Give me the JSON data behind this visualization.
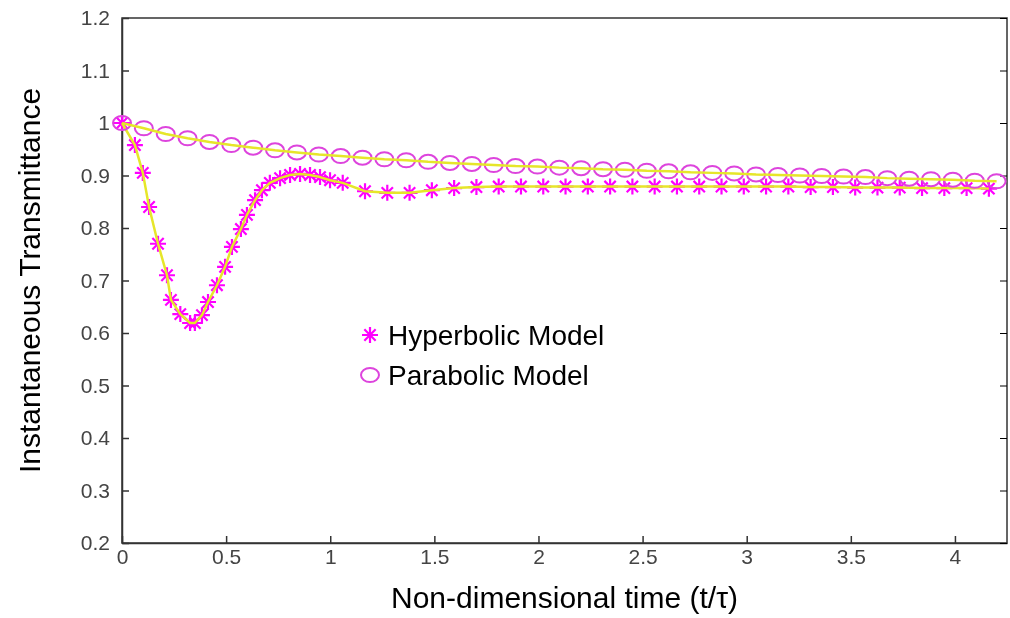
{
  "chart_data": {
    "type": "line",
    "xlabel": "Non-dimensional time (t/τ)",
    "ylabel": "Instantaneous Transmittance",
    "xlim": [
      0,
      4.25
    ],
    "xticks": [
      0,
      0.5,
      1,
      1.5,
      2,
      2.5,
      3,
      3.5,
      4
    ],
    "ylim": [
      0.2,
      1.2
    ],
    "yticks": [
      0.2,
      0.3,
      0.4,
      0.5,
      0.6,
      0.7,
      0.8,
      0.9,
      1,
      1.1,
      1.2
    ],
    "grid": false,
    "legend": "center",
    "line_style": "solid",
    "series": [
      {
        "name": "Hyperbolic Model",
        "color": "#ff00ff",
        "marker": "cross",
        "x": [
          0,
          0.062,
          0.1,
          0.13,
          0.173,
          0.216,
          0.235,
          0.28,
          0.327,
          0.35,
          0.384,
          0.413,
          0.456,
          0.495,
          0.528,
          0.571,
          0.6,
          0.639,
          0.672,
          0.71,
          0.759,
          0.807,
          0.855,
          0.903,
          0.951,
          0.999,
          1.06,
          1.167,
          1.274,
          1.381,
          1.488,
          1.595,
          1.702,
          1.809,
          1.916,
          2.023,
          2.13,
          2.237,
          2.344,
          2.451,
          2.558,
          2.665,
          2.772,
          2.879,
          2.986,
          3.093,
          3.2,
          3.307,
          3.414,
          3.521,
          3.628,
          3.735,
          3.842,
          3.949,
          4.056,
          4.163
        ],
        "values": [
          1.0,
          0.958,
          0.905,
          0.84,
          0.77,
          0.71,
          0.663,
          0.636,
          0.619,
          0.619,
          0.634,
          0.659,
          0.691,
          0.726,
          0.764,
          0.798,
          0.825,
          0.853,
          0.872,
          0.886,
          0.895,
          0.901,
          0.903,
          0.901,
          0.897,
          0.891,
          0.886,
          0.87,
          0.867,
          0.867,
          0.872,
          0.876,
          0.878,
          0.879,
          0.879,
          0.879,
          0.879,
          0.879,
          0.879,
          0.879,
          0.879,
          0.879,
          0.879,
          0.879,
          0.879,
          0.879,
          0.879,
          0.878,
          0.878,
          0.877,
          0.877,
          0.877,
          0.876,
          0.876,
          0.876,
          0.875
        ]
      },
      {
        "name": "Parabolic Model",
        "color": "#dd44dd",
        "marker": "circle",
        "x": [
          0,
          0.105,
          0.21,
          0.315,
          0.42,
          0.525,
          0.63,
          0.735,
          0.84,
          0.945,
          1.05,
          1.155,
          1.26,
          1.365,
          1.47,
          1.575,
          1.68,
          1.785,
          1.89,
          1.995,
          2.1,
          2.205,
          2.31,
          2.415,
          2.52,
          2.625,
          2.73,
          2.835,
          2.94,
          3.045,
          3.15,
          3.255,
          3.36,
          3.465,
          3.57,
          3.675,
          3.78,
          3.885,
          3.99,
          4.095,
          4.2
        ],
        "values": [
          1.0,
          0.99,
          0.979,
          0.971,
          0.964,
          0.958,
          0.953,
          0.948,
          0.944,
          0.94,
          0.937,
          0.934,
          0.931,
          0.929,
          0.926,
          0.924,
          0.922,
          0.92,
          0.918,
          0.917,
          0.915,
          0.914,
          0.912,
          0.911,
          0.909,
          0.908,
          0.906,
          0.905,
          0.904,
          0.902,
          0.901,
          0.9,
          0.899,
          0.898,
          0.897,
          0.895,
          0.894,
          0.893,
          0.892,
          0.89,
          0.889
        ]
      }
    ]
  }
}
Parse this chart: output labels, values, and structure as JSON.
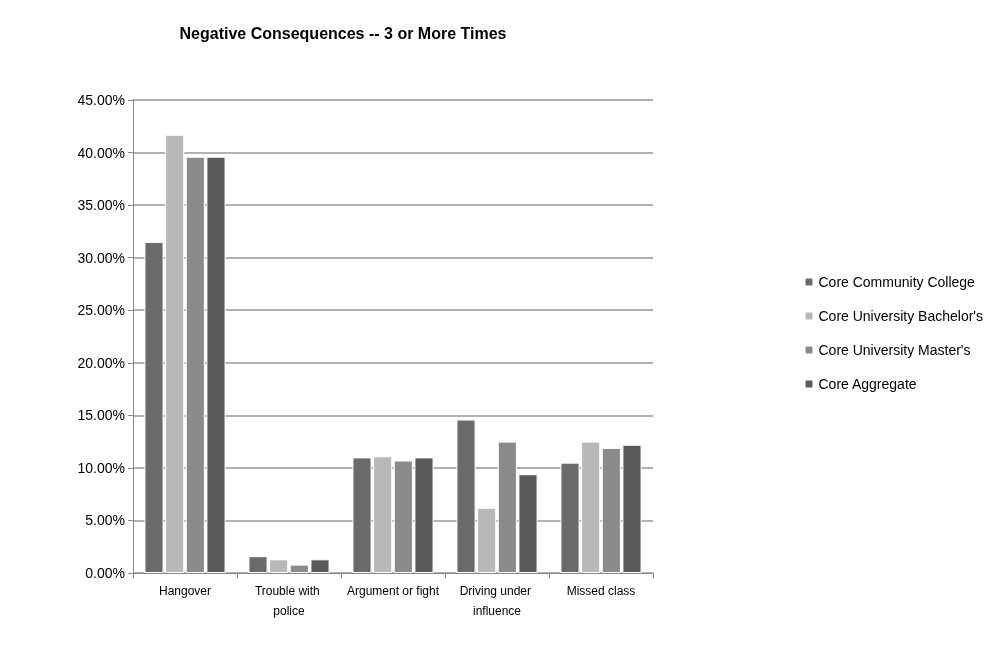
{
  "chart_data": {
    "type": "bar",
    "title": "Negative Consequences -- 3 or More Times",
    "categories": [
      "Hangover",
      "Trouble with police",
      "Argument or fight",
      "Driving under influence",
      "Missed class"
    ],
    "series": [
      {
        "name": "Core Community College",
        "color": "#6b6b6b",
        "values": [
          31.5,
          1.6,
          11.0,
          14.6,
          10.5
        ]
      },
      {
        "name": "Core University Bachelor's",
        "color": "#b8b8b8",
        "values": [
          41.7,
          1.3,
          11.1,
          6.2,
          12.5
        ]
      },
      {
        "name": "Core University Master's",
        "color": "#8a8a8a",
        "values": [
          39.6,
          0.8,
          10.7,
          12.5,
          11.9
        ]
      },
      {
        "name": "Core Aggregate",
        "color": "#5a5a5a",
        "values": [
          39.6,
          1.3,
          11.0,
          9.4,
          12.2
        ]
      }
    ],
    "ylim": [
      0,
      45
    ],
    "yticks": [
      {
        "value": 0,
        "label": "0.00%"
      },
      {
        "value": 5,
        "label": "5.00%"
      },
      {
        "value": 10,
        "label": "10.00%"
      },
      {
        "value": 15,
        "label": "15.00%"
      },
      {
        "value": 20,
        "label": "20.00%"
      },
      {
        "value": 25,
        "label": "25.00%"
      },
      {
        "value": 30,
        "label": "30.00%"
      },
      {
        "value": 35,
        "label": "35.00%"
      },
      {
        "value": 40,
        "label": "40.00%"
      },
      {
        "value": 45,
        "label": "45.00%"
      }
    ],
    "grid": "y",
    "legend": "right"
  }
}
+-------+
Task directions:
Nothing in the entries above should change when they are printed again, except that the pictures are dropped.

Written response:
Give me the JSON data behind this visualization.
{
  "chart_data": {
    "type": "line",
    "xlabel": "Non-dimensional time (t/τ)",
    "ylabel": "Instantaneous Transmittance",
    "xlim": [
      0,
      4.25
    ],
    "xticks": [
      0,
      0.5,
      1,
      1.5,
      2,
      2.5,
      3,
      3.5,
      4
    ],
    "ylim": [
      0.2,
      1.2
    ],
    "yticks": [
      0.2,
      0.3,
      0.4,
      0.5,
      0.6,
      0.7,
      0.8,
      0.9,
      1,
      1.1,
      1.2
    ],
    "grid": false,
    "legend": "center",
    "line_style": "solid",
    "series": [
      {
        "name": "Hyperbolic Model",
        "color": "#ff00ff",
        "marker": "cross",
        "x": [
          0,
          0.062,
          0.1,
          0.13,
          0.173,
          0.216,
          0.235,
          0.28,
          0.327,
          0.35,
          0.384,
          0.413,
          0.456,
          0.495,
          0.528,
          0.571,
          0.6,
          0.639,
          0.672,
          0.71,
          0.759,
          0.807,
          0.855,
          0.903,
          0.951,
          0.999,
          1.06,
          1.167,
          1.274,
          1.381,
          1.488,
          1.595,
          1.702,
          1.809,
          1.916,
          2.023,
          2.13,
          2.237,
          2.344,
          2.451,
          2.558,
          2.665,
          2.772,
          2.879,
          2.986,
          3.093,
          3.2,
          3.307,
          3.414,
          3.521,
          3.628,
          3.735,
          3.842,
          3.949,
          4.056,
          4.163
        ],
        "values": [
          1.0,
          0.958,
          0.905,
          0.84,
          0.77,
          0.71,
          0.663,
          0.636,
          0.619,
          0.619,
          0.634,
          0.659,
          0.691,
          0.726,
          0.764,
          0.798,
          0.825,
          0.853,
          0.872,
          0.886,
          0.895,
          0.901,
          0.903,
          0.901,
          0.897,
          0.891,
          0.886,
          0.87,
          0.867,
          0.867,
          0.872,
          0.876,
          0.878,
          0.879,
          0.879,
          0.879,
          0.879,
          0.879,
          0.879,
          0.879,
          0.879,
          0.879,
          0.879,
          0.879,
          0.879,
          0.879,
          0.879,
          0.878,
          0.878,
          0.877,
          0.877,
          0.877,
          0.876,
          0.876,
          0.876,
          0.875
        ]
      },
      {
        "name": "Parabolic Model",
        "color": "#dd44dd",
        "marker": "circle",
        "x": [
          0,
          0.105,
          0.21,
          0.315,
          0.42,
          0.525,
          0.63,
          0.735,
          0.84,
          0.945,
          1.05,
          1.155,
          1.26,
          1.365,
          1.47,
          1.575,
          1.68,
          1.785,
          1.89,
          1.995,
          2.1,
          2.205,
          2.31,
          2.415,
          2.52,
          2.625,
          2.73,
          2.835,
          2.94,
          3.045,
          3.15,
          3.255,
          3.36,
          3.465,
          3.57,
          3.675,
          3.78,
          3.885,
          3.99,
          4.095,
          4.2
        ],
        "values": [
          1.0,
          0.99,
          0.979,
          0.971,
          0.964,
          0.958,
          0.953,
          0.948,
          0.944,
          0.94,
          0.937,
          0.934,
          0.931,
          0.929,
          0.926,
          0.924,
          0.922,
          0.92,
          0.918,
          0.917,
          0.915,
          0.914,
          0.912,
          0.911,
          0.909,
          0.908,
          0.906,
          0.905,
          0.904,
          0.902,
          0.901,
          0.9,
          0.899,
          0.898,
          0.897,
          0.895,
          0.894,
          0.893,
          0.892,
          0.89,
          0.889
        ]
      }
    ]
  }
}
Parse this chart: output labels, values, and structure as JSON.
{
  "chart_data": {
    "type": "bar",
    "title": "Negative Consequences -- 3 or More Times",
    "categories": [
      "Hangover",
      "Trouble with police",
      "Argument or fight",
      "Driving under influence",
      "Missed class"
    ],
    "series": [
      {
        "name": "Core Community College",
        "color": "#6b6b6b",
        "values": [
          31.5,
          1.6,
          11.0,
          14.6,
          10.5
        ]
      },
      {
        "name": "Core University Bachelor's",
        "color": "#b8b8b8",
        "values": [
          41.7,
          1.3,
          11.1,
          6.2,
          12.5
        ]
      },
      {
        "name": "Core University Master's",
        "color": "#8a8a8a",
        "values": [
          39.6,
          0.8,
          10.7,
          12.5,
          11.9
        ]
      },
      {
        "name": "Core Aggregate",
        "color": "#5a5a5a",
        "values": [
          39.6,
          1.3,
          11.0,
          9.4,
          12.2
        ]
      }
    ],
    "ylim": [
      0,
      45
    ],
    "yticks": [
      {
        "value": 0,
        "label": "0.00%"
      },
      {
        "value": 5,
        "label": "5.00%"
      },
      {
        "value": 10,
        "label": "10.00%"
      },
      {
        "value": 15,
        "label": "15.00%"
      },
      {
        "value": 20,
        "label": "20.00%"
      },
      {
        "value": 25,
        "label": "25.00%"
      },
      {
        "value": 30,
        "label": "30.00%"
      },
      {
        "value": 35,
        "label": "35.00%"
      },
      {
        "value": 40,
        "label": "40.00%"
      },
      {
        "value": 45,
        "label": "45.00%"
      }
    ],
    "grid": "y",
    "legend": "right"
  }
}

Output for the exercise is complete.